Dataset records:
++++++++++

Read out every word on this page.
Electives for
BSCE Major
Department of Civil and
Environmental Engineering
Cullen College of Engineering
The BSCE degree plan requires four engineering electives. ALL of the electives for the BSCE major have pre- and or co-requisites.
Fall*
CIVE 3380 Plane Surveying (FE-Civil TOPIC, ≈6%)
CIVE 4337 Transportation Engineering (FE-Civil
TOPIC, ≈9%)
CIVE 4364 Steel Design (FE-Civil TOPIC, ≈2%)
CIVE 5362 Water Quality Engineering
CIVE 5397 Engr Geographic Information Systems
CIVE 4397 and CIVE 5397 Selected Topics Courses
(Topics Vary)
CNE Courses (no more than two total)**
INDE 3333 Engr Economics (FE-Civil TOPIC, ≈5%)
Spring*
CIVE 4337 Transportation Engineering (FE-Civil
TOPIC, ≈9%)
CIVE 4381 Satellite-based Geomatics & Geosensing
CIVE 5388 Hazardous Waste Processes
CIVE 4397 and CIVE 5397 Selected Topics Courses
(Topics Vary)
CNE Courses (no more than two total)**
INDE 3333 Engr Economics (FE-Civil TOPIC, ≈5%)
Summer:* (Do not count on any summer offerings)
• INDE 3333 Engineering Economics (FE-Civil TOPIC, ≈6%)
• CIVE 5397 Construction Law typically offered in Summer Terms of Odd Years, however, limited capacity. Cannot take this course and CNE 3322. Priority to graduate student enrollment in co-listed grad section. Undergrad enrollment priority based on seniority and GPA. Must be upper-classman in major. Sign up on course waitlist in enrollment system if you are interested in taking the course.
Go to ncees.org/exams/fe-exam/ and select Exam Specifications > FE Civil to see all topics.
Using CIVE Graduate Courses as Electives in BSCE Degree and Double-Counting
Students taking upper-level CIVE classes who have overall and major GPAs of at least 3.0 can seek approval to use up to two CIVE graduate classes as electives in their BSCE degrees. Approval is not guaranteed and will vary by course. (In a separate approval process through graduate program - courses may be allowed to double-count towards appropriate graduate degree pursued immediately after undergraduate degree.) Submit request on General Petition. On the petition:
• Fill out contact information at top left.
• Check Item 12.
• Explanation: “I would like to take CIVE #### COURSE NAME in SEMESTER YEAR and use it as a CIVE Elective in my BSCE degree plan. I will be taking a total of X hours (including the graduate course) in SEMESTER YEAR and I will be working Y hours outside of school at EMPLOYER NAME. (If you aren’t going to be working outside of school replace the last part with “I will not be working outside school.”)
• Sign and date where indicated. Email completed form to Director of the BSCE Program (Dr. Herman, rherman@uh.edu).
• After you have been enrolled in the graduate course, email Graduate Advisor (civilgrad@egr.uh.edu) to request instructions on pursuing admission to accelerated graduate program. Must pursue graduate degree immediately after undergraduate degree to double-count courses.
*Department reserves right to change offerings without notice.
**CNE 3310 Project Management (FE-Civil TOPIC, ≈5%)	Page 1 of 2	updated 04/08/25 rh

++++++++++

> [DIRECTIVE]
Among the lines of the data, identify those with the word "Summer". Copy each of them.

> [FINAL RESULT]
Summer:* (Do not count on any summer offerings)
• CIVE 5397 Construction Law typically offered in Summer Terms of Odd Years, however, limited capacity. Cannot take this course and CNE 3322. Priority to graduate student enrollment in co-listed grad section. Undergrad enrollment priority based on seniority and GPA. Must be upper-classman in major. Sign up on course waitlist in enrollment system if you are interested in taking the course.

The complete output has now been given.